[Do this]: Using the material below, copy every line where "länet" appears.

[Figure record extracts]:

_ _ _ _ _ _ _

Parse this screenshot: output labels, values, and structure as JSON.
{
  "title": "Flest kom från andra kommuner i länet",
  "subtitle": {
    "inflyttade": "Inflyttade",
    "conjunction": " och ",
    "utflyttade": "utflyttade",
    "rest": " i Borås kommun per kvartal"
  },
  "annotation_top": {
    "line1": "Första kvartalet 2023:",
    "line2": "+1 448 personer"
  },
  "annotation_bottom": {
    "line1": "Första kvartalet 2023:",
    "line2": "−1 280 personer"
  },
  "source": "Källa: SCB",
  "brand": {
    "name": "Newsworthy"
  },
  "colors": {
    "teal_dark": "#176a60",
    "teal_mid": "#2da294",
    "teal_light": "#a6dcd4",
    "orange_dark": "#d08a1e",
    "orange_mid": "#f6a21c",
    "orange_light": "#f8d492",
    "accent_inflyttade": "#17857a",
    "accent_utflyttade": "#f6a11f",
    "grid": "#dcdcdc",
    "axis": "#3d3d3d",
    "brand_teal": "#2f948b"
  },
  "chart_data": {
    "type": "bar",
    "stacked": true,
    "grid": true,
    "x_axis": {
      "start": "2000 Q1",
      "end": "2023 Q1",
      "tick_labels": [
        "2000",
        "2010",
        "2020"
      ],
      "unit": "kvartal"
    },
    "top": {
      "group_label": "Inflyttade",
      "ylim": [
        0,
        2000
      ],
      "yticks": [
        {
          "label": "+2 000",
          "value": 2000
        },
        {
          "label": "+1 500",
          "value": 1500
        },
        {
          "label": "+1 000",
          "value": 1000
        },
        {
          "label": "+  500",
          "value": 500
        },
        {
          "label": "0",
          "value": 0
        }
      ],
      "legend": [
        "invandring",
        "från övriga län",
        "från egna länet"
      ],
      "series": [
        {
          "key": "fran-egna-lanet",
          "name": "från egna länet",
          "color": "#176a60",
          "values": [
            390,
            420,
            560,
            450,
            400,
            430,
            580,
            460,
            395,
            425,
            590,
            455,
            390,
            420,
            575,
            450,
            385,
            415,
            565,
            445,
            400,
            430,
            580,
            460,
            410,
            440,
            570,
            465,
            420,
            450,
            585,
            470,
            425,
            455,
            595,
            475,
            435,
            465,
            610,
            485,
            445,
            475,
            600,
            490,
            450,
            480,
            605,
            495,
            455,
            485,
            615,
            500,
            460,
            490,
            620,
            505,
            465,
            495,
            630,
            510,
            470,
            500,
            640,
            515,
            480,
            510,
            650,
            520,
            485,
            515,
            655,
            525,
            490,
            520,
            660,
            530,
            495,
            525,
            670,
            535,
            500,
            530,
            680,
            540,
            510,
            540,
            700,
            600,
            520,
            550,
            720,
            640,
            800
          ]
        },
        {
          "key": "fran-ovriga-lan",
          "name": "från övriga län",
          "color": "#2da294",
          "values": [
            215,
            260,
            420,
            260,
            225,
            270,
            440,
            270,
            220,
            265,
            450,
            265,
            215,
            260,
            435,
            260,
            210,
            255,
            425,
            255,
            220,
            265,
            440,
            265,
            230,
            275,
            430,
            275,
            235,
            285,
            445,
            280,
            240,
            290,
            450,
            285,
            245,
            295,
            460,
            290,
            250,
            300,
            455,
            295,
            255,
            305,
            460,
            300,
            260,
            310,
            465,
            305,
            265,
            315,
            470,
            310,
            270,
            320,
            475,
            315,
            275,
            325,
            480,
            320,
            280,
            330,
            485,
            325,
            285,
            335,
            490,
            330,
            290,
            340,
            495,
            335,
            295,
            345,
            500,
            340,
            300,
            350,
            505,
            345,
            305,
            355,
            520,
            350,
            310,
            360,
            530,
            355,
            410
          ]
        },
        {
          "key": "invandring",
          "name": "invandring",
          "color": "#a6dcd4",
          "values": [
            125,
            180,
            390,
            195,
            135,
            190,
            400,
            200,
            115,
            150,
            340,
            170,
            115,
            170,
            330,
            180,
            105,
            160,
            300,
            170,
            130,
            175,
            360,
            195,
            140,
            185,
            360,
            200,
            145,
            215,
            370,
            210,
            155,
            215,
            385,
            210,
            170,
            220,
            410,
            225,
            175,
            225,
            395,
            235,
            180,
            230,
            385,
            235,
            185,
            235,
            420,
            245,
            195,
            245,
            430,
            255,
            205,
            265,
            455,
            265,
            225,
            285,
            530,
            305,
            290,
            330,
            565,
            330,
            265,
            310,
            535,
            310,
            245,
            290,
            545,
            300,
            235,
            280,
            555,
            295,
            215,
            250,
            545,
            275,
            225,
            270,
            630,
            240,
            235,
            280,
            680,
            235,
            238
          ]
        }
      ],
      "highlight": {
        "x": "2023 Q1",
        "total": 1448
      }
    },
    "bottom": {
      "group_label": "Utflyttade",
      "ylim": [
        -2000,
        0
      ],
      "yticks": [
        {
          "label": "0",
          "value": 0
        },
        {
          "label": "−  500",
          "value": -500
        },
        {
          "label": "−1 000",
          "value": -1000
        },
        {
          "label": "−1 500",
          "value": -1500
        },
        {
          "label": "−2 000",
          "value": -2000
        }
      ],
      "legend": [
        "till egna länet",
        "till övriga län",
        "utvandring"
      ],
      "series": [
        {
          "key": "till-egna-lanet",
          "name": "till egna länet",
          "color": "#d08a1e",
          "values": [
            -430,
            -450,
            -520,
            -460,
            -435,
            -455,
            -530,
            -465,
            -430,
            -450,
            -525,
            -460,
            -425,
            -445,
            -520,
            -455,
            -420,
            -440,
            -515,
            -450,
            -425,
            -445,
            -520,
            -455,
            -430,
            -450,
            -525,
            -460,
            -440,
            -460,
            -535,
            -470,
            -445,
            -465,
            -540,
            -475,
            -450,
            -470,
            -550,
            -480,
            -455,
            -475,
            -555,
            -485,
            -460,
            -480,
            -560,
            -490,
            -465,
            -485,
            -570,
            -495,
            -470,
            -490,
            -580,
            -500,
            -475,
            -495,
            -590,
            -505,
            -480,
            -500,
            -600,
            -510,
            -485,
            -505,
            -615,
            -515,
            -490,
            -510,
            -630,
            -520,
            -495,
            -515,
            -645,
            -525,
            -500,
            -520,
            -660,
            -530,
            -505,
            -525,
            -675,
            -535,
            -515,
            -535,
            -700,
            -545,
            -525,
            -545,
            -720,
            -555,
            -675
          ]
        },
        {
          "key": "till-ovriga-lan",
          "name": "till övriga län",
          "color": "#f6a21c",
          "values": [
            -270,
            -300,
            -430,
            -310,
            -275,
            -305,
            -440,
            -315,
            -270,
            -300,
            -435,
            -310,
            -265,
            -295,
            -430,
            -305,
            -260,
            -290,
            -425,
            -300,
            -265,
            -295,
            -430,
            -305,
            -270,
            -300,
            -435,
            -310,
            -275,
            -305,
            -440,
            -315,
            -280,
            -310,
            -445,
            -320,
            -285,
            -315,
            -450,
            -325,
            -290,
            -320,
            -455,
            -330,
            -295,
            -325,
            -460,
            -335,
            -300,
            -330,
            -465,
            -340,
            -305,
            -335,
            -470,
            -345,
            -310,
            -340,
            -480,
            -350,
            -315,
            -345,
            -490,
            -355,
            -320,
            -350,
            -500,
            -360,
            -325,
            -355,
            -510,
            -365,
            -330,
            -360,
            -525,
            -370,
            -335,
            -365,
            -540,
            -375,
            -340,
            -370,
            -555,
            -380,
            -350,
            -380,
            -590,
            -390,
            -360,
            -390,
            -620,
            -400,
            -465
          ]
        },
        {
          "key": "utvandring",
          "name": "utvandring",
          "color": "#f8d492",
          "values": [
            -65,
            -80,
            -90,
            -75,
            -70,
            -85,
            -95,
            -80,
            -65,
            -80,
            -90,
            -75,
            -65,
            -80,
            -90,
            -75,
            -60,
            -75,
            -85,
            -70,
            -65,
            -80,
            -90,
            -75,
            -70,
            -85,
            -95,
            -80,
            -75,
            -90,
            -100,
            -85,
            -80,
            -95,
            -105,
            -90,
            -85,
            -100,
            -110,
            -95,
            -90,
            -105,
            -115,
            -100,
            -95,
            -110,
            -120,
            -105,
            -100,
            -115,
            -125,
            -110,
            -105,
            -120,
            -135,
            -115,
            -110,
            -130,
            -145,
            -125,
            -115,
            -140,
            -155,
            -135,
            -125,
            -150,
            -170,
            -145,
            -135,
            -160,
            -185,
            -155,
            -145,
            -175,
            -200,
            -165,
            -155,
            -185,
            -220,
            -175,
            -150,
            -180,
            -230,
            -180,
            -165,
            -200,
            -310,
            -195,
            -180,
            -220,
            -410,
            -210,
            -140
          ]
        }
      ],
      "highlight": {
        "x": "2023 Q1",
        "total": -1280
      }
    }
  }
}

_ _ _ _ _ _ _

[Finished task]:
  "title": "Flest kom från andra kommuner i länet",
        "från egna länet"
          "name": "från egna länet",
        "till egna länet",
          "name": "till egna länet",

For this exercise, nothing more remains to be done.